## [Given exercise]
Update these lines so that every "more-dot" becomes "menu-dot", with nothing else altered, and leave the pictures out of your answer.

## [Supplied data]
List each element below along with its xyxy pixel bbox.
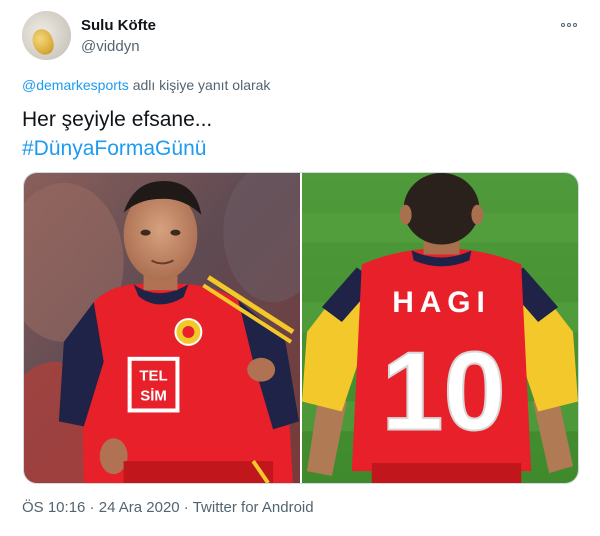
media-grid: TEL SİM HAGI 10 <box>23 172 579 484</box>
photo-player-front[interactable]: TEL SİM <box>24 173 300 483</box>
meta-separator: · <box>85 499 99 516</box>
more-dot <box>561 23 565 27</box>
reply-mention-link[interactable]: @demarkesports <box>22 77 129 93</box>
tweet-source[interactable]: Twitter for Android <box>193 499 314 516</box>
display-name[interactable]: Sulu Köfte <box>81 17 156 34</box>
reply-context-text: adlı kişiye yanıt olarak <box>128 77 271 93</box>
reply-context: @demarkesports adlı kişiye yanıt olarak <box>22 77 270 93</box>
photo-player-back[interactable]: HAGI 10 <box>302 173 578 483</box>
tweet-text: Her şeyiyle efsane... <box>22 108 213 131</box>
avatar[interactable] <box>22 11 71 60</box>
tweet-date[interactable]: 24 Ara 2020 <box>99 499 180 516</box>
hashtag-link[interactable]: #DünyaFormaGünü <box>22 135 206 163</box>
user-handle[interactable]: @viddyn <box>81 38 140 55</box>
shirt-number: 10 <box>381 328 505 453</box>
more-options-icon[interactable] <box>561 18 579 32</box>
photo-player-back-image: HAGI 10 <box>302 173 578 483</box>
sponsor-line-1: TEL <box>139 368 167 385</box>
photo-player-front-image: TEL SİM <box>24 173 300 483</box>
sponsor-line-2: SİM <box>140 388 167 405</box>
meta-separator: · <box>179 499 193 516</box>
tweet: Sulu Köfte @viddyn @demarkesports adlı k… <box>0 0 600 536</box>
tweet-time[interactable]: ÖS 10:16 <box>22 499 85 516</box>
tweet-metadata: ÖS 10:16 · 24 Ara 2020 · Twitter for And… <box>22 499 314 516</box>
more-dot <box>567 23 571 27</box>
shirt-name: HAGI <box>392 286 491 319</box>
more-dot <box>573 23 577 27</box>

## [Solution to this problem]
List each element below along with its xyxy pixel bbox.
media-grid: TEL SİM HAGI 10 <box>23 172 579 484</box>
photo-player-front[interactable]: TEL SİM <box>24 173 300 483</box>
meta-separator: · <box>85 499 99 516</box>
menu-dot <box>561 23 565 27</box>
reply-mention-link[interactable]: @demarkesports <box>22 77 129 93</box>
tweet-source[interactable]: Twitter for Android <box>193 499 314 516</box>
display-name[interactable]: Sulu Köfte <box>81 17 156 34</box>
reply-context-text: adlı kişiye yanıt olarak <box>128 77 271 93</box>
reply-context: @demarkesports adlı kişiye yanıt olarak <box>22 77 270 93</box>
photo-player-back[interactable]: HAGI 10 <box>302 173 578 483</box>
tweet-text: Her şeyiyle efsane... <box>22 108 213 131</box>
avatar[interactable] <box>22 11 71 60</box>
tweet-date[interactable]: 24 Ara 2020 <box>99 499 180 516</box>
hashtag-link[interactable]: #DünyaFormaGünü <box>22 135 206 163</box>
user-handle[interactable]: @viddyn <box>81 38 140 55</box>
shirt-number: 10 <box>381 328 505 453</box>
more-options-icon[interactable] <box>561 18 579 32</box>
photo-player-back-image: HAGI 10 <box>302 173 578 483</box>
sponsor-line-1: TEL <box>139 368 167 385</box>
photo-player-front-image: TEL SİM <box>24 173 300 483</box>
sponsor-line-2: SİM <box>140 388 167 405</box>
meta-separator: · <box>179 499 193 516</box>
tweet: Sulu Köfte @viddyn @demarkesports adlı k… <box>0 0 600 536</box>
tweet-time[interactable]: ÖS 10:16 <box>22 499 85 516</box>
tweet-metadata: ÖS 10:16 · 24 Ara 2020 · Twitter for And… <box>22 499 314 516</box>
menu-dot <box>567 23 571 27</box>
shirt-name: HAGI <box>392 286 491 319</box>
menu-dot <box>573 23 577 27</box>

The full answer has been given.